17. novembre 2022
Actualité
Lula et les communautés autochtones
Photo : Des autochtones manifestent contre le gouvernement Bolsonaro, 2021
(Image: Scoot e Aranduhá / APIB))
Le président brésilien nouvellement élu, Luis Inácio «Lula» da Silva, veut redonner de la voix aux peuples autochtones. Il doit cependant sa victoire à des alliances avec des groupements politiques dont les intérêts se contredisent. Ceci pourrait constituer un obstacle de taille pour l’accomplissement de ses promesses électorales. Une évaluation de Vinícius Brito da Silva Machado, conseiller de la SPM au Brésil, sur la situation des autochtones concernant le changement de gouvernement à Brasilia.
Les élections présidentielles au Brésil du 30 octobre 2022 ont donné vainqueur l’ancien syndicaliste Luís Inácio Lula da Silva, candidat du parti de gauche et représentant du Parti des travailleurs (PT) avec 60,1 millions de voix. Dans une campagne électorale serrée contre Jair Messias Bolsonaro, président sortant et candidat du Parti libéral (PL) d’extrême droite, Lula a gagné avec une différence de 2,1 millions de voix, la plus serrée depuis la fin de la dictature militaire brésilienne en 1985. Le résultat est en outre une victoire de l’alliance des forces démocratiques et progressistes au sein de la coalition « Brésil de l’espoir », composée de partis de gauche et de centre-gauche. Après douze ans, Lula reviendra à Brasilia en janvier prochain pour un troisième mandat.
PROMESSES DE LULA AUX AUTOCHTONES
Pendant la période électorale, Lula a réussi à s’entourer de différents groupes, parmi lesquels les communautés autochtones brésiliennes, avec la promesse de mener une politique et des mesures qui respecteraient leurs droits. Dans les grandes lignes de son programme sur la reconstruction et le remaniement du Brésil, Lula s’est engagé à protéger les droits et les territoires des communautés autochtones. Il estime qu’il est de son devoir de sécuriser leurs terres et d’éviter les activités qui contreviennent à leurs droits. Il a également déclaré que des mesures étaient nécessaires pour permettre aux autochtones de vivre une vie digne : la garantie de leur qualité de citoyen·ne·s brésilien·ne·s ainsi que le plein respect de leur culture, de leurs traditions, de leur mode de vie et des connaissances traditionnelles des autochtones.

[Lignes du jeu de données]
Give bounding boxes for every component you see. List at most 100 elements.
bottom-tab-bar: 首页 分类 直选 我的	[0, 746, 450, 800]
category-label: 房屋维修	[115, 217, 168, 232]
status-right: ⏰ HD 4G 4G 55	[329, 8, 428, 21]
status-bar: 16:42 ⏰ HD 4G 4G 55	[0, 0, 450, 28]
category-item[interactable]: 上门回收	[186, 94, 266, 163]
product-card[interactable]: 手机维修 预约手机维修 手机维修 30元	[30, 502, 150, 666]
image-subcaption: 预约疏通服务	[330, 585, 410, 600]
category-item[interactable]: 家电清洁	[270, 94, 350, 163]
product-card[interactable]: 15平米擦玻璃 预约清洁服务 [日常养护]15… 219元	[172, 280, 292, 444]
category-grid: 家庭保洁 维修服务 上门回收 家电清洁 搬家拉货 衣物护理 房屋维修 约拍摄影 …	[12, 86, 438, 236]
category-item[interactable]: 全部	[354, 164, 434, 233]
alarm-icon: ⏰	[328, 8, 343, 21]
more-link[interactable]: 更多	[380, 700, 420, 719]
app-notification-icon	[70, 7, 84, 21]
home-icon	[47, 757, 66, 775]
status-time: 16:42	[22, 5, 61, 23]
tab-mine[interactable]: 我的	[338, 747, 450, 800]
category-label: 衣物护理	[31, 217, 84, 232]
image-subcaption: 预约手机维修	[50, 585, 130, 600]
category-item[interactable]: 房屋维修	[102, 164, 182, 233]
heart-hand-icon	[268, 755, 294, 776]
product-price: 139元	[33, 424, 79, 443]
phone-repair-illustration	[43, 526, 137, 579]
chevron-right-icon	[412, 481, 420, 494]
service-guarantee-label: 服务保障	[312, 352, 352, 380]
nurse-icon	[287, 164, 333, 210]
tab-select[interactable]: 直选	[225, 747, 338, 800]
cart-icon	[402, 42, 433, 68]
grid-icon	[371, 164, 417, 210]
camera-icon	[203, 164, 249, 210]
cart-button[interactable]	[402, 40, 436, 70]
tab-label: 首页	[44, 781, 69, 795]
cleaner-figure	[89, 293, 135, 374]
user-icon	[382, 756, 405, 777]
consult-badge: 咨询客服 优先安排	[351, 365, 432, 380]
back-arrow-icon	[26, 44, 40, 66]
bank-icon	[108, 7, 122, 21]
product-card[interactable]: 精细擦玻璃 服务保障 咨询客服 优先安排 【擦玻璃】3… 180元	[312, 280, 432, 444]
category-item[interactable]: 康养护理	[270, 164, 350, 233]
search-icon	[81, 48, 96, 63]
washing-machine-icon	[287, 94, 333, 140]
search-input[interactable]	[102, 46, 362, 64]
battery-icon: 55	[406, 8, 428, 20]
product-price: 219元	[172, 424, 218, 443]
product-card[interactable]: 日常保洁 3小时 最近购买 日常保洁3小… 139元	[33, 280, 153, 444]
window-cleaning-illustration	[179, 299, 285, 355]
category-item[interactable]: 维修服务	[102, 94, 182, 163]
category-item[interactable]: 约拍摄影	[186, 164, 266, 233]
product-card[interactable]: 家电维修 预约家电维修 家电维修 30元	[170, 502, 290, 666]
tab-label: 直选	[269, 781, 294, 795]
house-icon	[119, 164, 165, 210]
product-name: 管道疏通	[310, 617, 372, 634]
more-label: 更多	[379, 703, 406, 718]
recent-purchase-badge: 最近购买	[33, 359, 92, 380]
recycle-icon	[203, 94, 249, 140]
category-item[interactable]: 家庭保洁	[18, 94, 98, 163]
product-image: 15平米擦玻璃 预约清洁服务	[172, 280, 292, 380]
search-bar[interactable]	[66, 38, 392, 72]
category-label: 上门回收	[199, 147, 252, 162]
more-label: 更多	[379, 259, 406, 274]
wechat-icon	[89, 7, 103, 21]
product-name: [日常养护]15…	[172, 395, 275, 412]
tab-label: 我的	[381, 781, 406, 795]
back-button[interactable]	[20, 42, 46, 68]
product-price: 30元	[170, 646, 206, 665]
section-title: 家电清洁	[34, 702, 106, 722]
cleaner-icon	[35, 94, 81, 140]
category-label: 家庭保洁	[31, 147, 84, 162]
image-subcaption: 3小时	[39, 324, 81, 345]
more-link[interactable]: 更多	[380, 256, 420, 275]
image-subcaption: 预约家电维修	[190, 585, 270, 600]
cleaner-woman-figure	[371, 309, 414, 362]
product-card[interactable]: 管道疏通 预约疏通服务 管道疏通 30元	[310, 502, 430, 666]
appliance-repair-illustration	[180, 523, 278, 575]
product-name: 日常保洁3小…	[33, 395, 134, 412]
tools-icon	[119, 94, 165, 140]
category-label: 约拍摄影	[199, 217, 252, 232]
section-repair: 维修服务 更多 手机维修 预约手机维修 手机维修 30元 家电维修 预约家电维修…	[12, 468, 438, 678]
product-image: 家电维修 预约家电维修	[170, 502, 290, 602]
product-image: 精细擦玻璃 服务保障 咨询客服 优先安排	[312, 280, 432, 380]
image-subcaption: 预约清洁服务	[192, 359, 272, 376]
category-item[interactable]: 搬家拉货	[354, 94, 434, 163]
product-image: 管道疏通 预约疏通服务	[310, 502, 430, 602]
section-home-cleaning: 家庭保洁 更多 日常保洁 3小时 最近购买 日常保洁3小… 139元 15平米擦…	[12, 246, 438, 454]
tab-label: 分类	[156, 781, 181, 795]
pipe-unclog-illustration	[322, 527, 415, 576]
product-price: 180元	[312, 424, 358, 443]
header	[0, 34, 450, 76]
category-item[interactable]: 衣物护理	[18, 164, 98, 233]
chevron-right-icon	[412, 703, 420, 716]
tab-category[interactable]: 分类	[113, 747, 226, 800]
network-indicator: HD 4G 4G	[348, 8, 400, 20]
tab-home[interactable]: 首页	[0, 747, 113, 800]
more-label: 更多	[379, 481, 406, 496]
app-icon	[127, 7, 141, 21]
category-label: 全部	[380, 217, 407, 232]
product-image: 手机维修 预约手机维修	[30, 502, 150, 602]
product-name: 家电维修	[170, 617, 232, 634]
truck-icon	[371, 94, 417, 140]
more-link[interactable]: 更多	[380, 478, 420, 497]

Consignes de l'exercice =>
a) D'après l'article sur Lula et les communautés autochtones, avec quel écart de voix Lula a-t-il remporté l'élection présidentielle ?
b) Recopiez fidèlement le passage de l'article sur Lula et les communautés autochtones, en commençant par « 17. novembre 2022 » et en terminant par « gouvernement à Brasilia. ».
c) Poursuivez l'article sur Lula et les communautés autochtones à partir de sa dernière phrase.

Résultats =>
a) Lula a gagné avec une différence de 2,1 millions de voix.

b)
17. novembre 2022
Actualité
Lula et les communautés autochtones
Photo : Des autochtones manifestent contre le gouvernement Bolsonaro, 2021
(Image: Scoot e Aranduhá / APIB))
Le président brésilien nouvellement élu, Luis Inácio «Lula» da Silva, veut redonner de la voix aux peuples autochtones. Il doit cependant sa victoire à des alliances avec des groupements politiques dont les intérêts se contredisent. Ceci pourrait constituer un obstacle de taille pour l’accomplissement de ses promesses électorales. Une évaluation de Vinícius Brito da Silva Machado, conseiller de la SPM au Brésil, sur la situation des autochtones concernant le changement de gouvernement à Brasilia.

c)
Lula veut également lutter contre l’exploitation des ressources naturelles du pays et encourager l’économie verte. Pour cela, il est nécessaire de réhabiliter les compétences de l’état, la planification stratégique et la participation sociale. Il est également important de renforcer l’Institut brésilien de l’environnement et des ressources naturelles renouvelables (IBAMA) et la Fondation nationale de l’Indien (FUNAI), deux institutions décimées par le précédent gouvernement.
Dans les plans du politicien de gauche, le Brésil est présenté comme producteur important de minéraux. Toutefois, l’exploitation minière doit être encouragée dans le cadre d’une plus grande interdépendance avec l’industrie nationale, un engagement en faveur de la protection de l’environnement, davantage de droits pour les travailleur·euse·s et le respect des communautés locales. En outre, Lula veut améliorer les normes de la réglementation minière et lutter fermement contre l’exploitation minière illégale, en particulier en Amazonie. Il s’agit là de promesses et engagements que Lula a prononcés et défendus durant toute la campagne électorale. Ce sont des promesses audacieuses : à quoi ressembleront les réglementations et en quoi seront-elles différentes des mesures prises par le gouvernement actuel de Bolsonaro ? Les communautés autochtones s’attacheront à observer minutieusement les évolutions dans ce domaine et à continuer de clamer leurs droits.
Dans son discours de victoire, Lula a promis aux communautés autochtones de leur accorder un ministère. Il a souligné que les populations autochtones devaient montrer la voie. « C’est la fin d’un régime fasciste. Un gouvernement qui n’aime pas les êtres humains. Un gouvernement qui n’aime pas les personnes noires. Un gouvernement qui n’aime pas les communautés autochtones. Pour les autochtones, je créerai un ministère pour qu’ils·elles ne soient plus jamais maltraité·e·s », a affirmé Lula. Il a assuré que le nouveau ministère devrait être mené par une personne autochtone. Dans son discours à São Paulo, après l’annonce des résultats, il a déclaré : « Ce ne sera pas un homme blanc comme moi ou une Galicienne comme Gleisi [Hoffmann, présidente du PT] mais une personne autochtone qui occupera la tête du nouveau ministère. »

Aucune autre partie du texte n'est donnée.